#### Aim:
From the entries below, copy out every line with "JSON" in it.
BEGIN Extracted information
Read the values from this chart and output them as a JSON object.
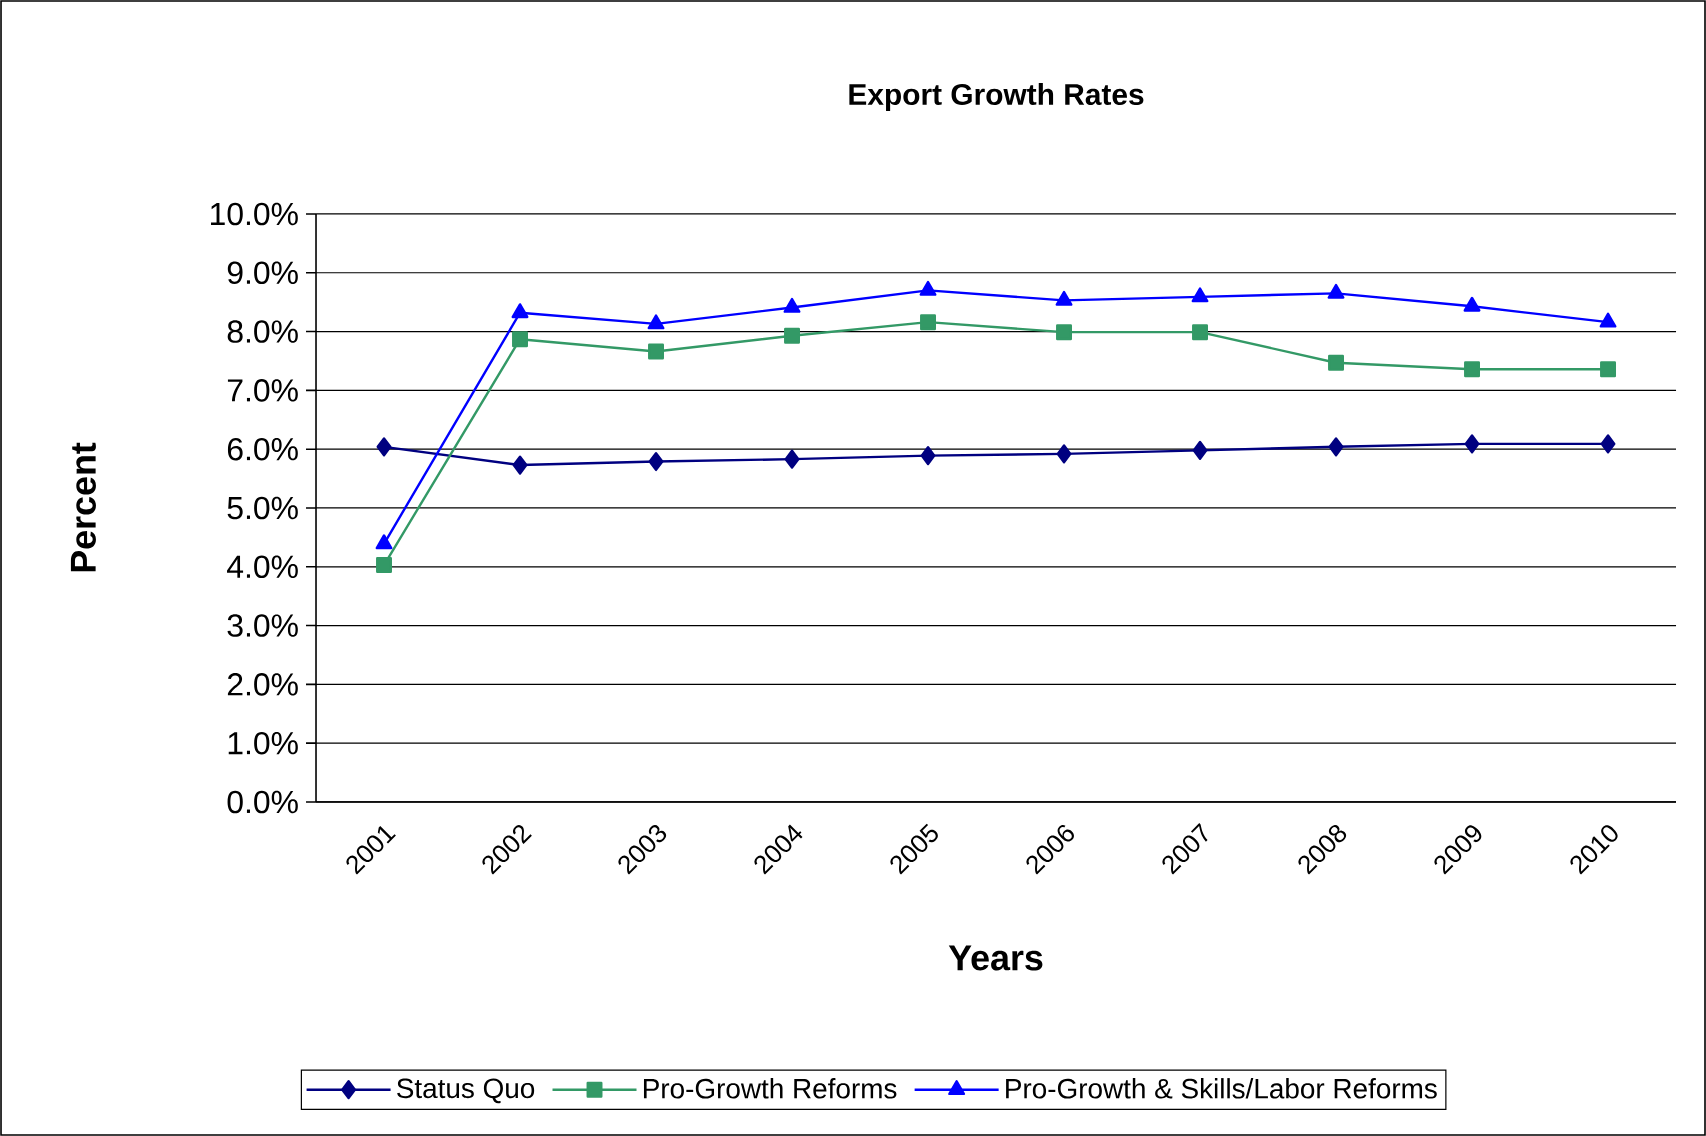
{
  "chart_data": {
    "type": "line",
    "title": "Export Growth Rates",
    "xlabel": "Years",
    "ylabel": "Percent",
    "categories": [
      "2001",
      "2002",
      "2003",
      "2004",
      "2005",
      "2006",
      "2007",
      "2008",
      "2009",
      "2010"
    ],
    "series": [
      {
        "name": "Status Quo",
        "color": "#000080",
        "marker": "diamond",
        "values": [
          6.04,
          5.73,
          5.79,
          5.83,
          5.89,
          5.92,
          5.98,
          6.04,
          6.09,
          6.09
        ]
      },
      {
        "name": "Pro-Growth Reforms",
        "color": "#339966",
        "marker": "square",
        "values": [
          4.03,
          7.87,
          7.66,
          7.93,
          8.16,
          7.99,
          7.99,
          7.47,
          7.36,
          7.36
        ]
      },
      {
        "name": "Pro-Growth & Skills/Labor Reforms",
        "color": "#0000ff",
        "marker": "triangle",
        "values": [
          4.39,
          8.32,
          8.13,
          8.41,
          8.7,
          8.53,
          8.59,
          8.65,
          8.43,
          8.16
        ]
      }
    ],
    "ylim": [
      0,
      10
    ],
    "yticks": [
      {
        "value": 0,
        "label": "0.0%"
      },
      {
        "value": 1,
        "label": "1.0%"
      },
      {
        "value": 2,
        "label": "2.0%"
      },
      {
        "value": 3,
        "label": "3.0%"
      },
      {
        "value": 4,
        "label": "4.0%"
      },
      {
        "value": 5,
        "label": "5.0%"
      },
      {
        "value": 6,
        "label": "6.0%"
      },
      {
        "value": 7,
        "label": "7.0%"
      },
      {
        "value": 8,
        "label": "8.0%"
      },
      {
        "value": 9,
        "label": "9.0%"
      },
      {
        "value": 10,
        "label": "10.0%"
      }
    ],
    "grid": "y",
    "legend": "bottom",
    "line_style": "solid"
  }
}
END Extracted information
BEGIN Extracted information
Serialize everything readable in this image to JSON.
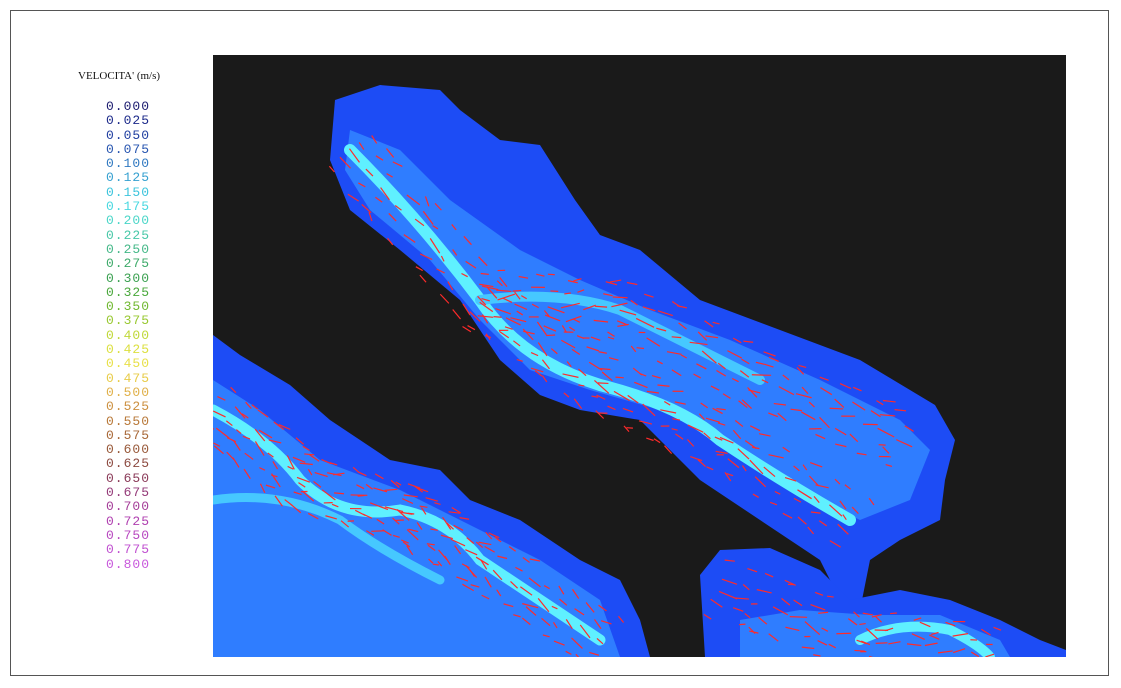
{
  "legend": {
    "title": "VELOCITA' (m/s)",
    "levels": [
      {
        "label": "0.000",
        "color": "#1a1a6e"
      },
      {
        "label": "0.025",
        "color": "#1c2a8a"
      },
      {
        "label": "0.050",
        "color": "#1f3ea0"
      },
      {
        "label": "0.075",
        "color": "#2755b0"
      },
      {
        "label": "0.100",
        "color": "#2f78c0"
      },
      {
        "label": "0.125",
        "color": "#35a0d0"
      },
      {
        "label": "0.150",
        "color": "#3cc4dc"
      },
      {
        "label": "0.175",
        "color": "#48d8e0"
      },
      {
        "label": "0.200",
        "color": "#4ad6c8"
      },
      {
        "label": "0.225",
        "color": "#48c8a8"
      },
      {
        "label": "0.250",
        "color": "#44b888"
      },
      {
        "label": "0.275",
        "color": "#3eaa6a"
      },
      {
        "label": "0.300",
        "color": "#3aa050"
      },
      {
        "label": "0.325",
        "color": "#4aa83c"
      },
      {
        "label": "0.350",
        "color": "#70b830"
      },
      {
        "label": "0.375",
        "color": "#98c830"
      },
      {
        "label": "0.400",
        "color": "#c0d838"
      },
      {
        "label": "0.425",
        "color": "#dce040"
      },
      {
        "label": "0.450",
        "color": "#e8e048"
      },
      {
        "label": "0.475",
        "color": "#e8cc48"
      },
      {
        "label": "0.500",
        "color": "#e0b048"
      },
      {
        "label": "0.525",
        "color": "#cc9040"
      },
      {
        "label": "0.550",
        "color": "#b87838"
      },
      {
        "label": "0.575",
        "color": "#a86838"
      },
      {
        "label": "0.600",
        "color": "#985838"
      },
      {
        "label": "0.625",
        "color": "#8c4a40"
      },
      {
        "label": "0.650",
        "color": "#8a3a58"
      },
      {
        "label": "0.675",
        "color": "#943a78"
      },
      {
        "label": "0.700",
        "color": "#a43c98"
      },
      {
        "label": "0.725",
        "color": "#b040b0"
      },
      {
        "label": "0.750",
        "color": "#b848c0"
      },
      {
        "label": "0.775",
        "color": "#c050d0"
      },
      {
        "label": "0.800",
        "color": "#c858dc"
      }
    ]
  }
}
END Extracted information
#### Response for this exercise:
Read the values from this chart and output them as a JSON object.
Serialize everything readable in this image to JSON.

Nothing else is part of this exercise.